*** Provided records ***

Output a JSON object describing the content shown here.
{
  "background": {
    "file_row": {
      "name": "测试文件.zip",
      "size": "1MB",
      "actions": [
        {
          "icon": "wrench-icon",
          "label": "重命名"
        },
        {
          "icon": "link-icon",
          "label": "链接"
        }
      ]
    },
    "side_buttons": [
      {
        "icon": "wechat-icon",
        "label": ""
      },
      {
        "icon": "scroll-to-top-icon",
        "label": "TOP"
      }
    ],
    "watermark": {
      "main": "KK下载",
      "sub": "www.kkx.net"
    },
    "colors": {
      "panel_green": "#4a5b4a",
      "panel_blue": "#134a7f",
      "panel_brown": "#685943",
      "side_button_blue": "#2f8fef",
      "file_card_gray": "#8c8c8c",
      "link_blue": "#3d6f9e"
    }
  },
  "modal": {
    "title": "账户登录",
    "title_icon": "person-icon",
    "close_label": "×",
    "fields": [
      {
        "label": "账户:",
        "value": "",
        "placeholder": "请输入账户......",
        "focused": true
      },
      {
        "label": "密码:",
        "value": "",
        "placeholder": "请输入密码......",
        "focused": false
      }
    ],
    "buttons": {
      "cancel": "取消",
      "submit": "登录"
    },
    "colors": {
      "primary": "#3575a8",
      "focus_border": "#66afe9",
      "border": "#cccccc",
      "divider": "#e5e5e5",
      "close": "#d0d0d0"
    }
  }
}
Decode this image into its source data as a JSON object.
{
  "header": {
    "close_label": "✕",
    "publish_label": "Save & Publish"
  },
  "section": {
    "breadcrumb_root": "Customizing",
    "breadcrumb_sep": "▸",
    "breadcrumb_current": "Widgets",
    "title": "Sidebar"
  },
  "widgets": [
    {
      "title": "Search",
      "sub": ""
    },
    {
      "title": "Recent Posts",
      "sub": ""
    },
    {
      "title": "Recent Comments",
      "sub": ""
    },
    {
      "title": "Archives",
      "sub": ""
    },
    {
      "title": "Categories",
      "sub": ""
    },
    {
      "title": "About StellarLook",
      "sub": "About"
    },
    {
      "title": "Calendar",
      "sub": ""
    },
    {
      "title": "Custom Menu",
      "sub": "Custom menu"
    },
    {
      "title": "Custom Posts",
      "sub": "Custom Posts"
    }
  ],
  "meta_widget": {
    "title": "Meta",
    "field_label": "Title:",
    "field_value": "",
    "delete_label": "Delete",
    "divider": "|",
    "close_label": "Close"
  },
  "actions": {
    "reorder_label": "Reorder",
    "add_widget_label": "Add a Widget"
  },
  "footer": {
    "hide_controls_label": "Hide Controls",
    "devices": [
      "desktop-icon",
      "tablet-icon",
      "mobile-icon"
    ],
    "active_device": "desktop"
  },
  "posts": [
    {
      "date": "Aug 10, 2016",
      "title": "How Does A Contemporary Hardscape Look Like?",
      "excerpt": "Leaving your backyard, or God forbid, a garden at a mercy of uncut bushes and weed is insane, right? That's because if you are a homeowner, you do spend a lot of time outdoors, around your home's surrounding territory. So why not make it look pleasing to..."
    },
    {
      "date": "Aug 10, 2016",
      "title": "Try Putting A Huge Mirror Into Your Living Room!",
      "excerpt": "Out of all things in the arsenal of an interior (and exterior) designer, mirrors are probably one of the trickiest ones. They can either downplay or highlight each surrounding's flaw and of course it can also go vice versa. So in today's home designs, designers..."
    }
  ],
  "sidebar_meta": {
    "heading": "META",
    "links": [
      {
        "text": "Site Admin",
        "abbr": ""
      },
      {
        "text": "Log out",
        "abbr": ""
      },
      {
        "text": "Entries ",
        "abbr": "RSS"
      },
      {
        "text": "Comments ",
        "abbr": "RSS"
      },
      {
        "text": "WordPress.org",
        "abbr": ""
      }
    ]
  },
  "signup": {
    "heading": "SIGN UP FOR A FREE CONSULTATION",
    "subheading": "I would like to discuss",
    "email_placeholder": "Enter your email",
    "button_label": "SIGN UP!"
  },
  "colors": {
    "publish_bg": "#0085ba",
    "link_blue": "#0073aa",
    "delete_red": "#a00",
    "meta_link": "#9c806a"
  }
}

***

• _What the task asks_: Every record shown above must be echoed exactly.

• _The answer_:
Output a JSON object describing the content shown here.
{
  "background": {
    "file_row": {
      "name": "测试文件.zip",
      "size": "1MB",
      "actions": [
        {
          "icon": "wrench-icon",
          "label": "重命名"
        },
        {
          "icon": "link-icon",
          "label": "链接"
        }
      ]
    },
    "side_buttons": [
      {
        "icon": "wechat-icon",
        "label": ""
      },
      {
        "icon": "scroll-to-top-icon",
        "label": "TOP"
      }
    ],
    "watermark": {
      "main": "KK下载",
      "sub": "www.kkx.net"
    },
    "colors": {
      "panel_green": "#4a5b4a",
      "panel_blue": "#134a7f",
      "panel_brown": "#685943",
      "side_button_blue": "#2f8fef",
      "file_card_gray": "#8c8c8c",
      "link_blue": "#3d6f9e"
    }
  },
  "modal": {
    "title": "账户登录",
    "title_icon": "person-icon",
    "close_label": "×",
    "fields": [
      {
        "label": "账户:",
        "value": "",
        "placeholder": "请输入账户......",
        "focused": true
      },
      {
        "label": "密码:",
        "value": "",
        "placeholder": "请输入密码......",
        "focused": false
      }
    ],
    "buttons": {
      "cancel": "取消",
      "submit": "登录"
    },
    "colors": {
      "primary": "#3575a8",
      "focus_border": "#66afe9",
      "border": "#cccccc",
      "divider": "#e5e5e5",
      "close": "#d0d0d0"
    }
  }
}
Decode this image into its source data as a JSON object.
{
  "header": {
    "close_label": "✕",
    "publish_label": "Save & Publish"
  },
  "section": {
    "breadcrumb_root": "Customizing",
    "breadcrumb_sep": "▸",
    "breadcrumb_current": "Widgets",
    "title": "Sidebar"
  },
  "widgets": [
    {
      "title": "Search",
      "sub": ""
    },
    {
      "title": "Recent Posts",
      "sub": ""
    },
    {
      "title": "Recent Comments",
      "sub": ""
    },
    {
      "title": "Archives",
      "sub": ""
    },
    {
      "title": "Categories",
      "sub": ""
    },
    {
      "title": "About StellarLook",
      "sub": "About"
    },
    {
      "title": "Calendar",
      "sub": ""
    },
    {
      "title": "Custom Menu",
      "sub": "Custom menu"
    },
    {
      "title": "Custom Posts",
      "sub": "Custom Posts"
    }
  ],
  "meta_widget": {
    "title": "Meta",
    "field_label": "Title:",
    "field_value": "",
    "delete_label": "Delete",
    "divider": "|",
    "close_label": "Close"
  },
  "actions": {
    "reorder_label": "Reorder",
    "add_widget_label": "Add a Widget"
  },
  "footer": {
    "hide_controls_label": "Hide Controls",
    "devices": [
      "desktop-icon",
      "tablet-icon",
      "mobile-icon"
    ],
    "active_device": "desktop"
  },
  "posts": [
    {
      "date": "Aug 10, 2016",
      "title": "How Does A Contemporary Hardscape Look Like?",
      "excerpt": "Leaving your backyard, or God forbid, a garden at a mercy of uncut bushes and weed is insane, right? That's because if you are a homeowner, you do spend a lot of time outdoors, around your home's surrounding territory. So why not make it look pleasing to..."
    },
    {
      "date": "Aug 10, 2016",
      "title": "Try Putting A Huge Mirror Into Your Living Room!",
      "excerpt": "Out of all things in the arsenal of an interior (and exterior) designer, mirrors are probably one of the trickiest ones. They can either downplay or highlight each surrounding's flaw and of course it can also go vice versa. So in today's home designs, designers..."
    }
  ],
  "sidebar_meta": {
    "heading": "META",
    "links": [
      {
        "text": "Site Admin",
        "abbr": ""
      },
      {
        "text": "Log out",
        "abbr": ""
      },
      {
        "text": "Entries ",
        "abbr": "RSS"
      },
      {
        "text": "Comments ",
        "abbr": "RSS"
      },
      {
        "text": "WordPress.org",
        "abbr": ""
      }
    ]
  },
  "signup": {
    "heading": "SIGN UP FOR A FREE CONSULTATION",
    "subheading": "I would like to discuss",
    "email_placeholder": "Enter your email",
    "button_label": "SIGN UP!"
  },
  "colors": {
    "publish_bg": "#0085ba",
    "link_blue": "#0073aa",
    "delete_red": "#a00",
    "meta_link": "#9c806a"
  }
}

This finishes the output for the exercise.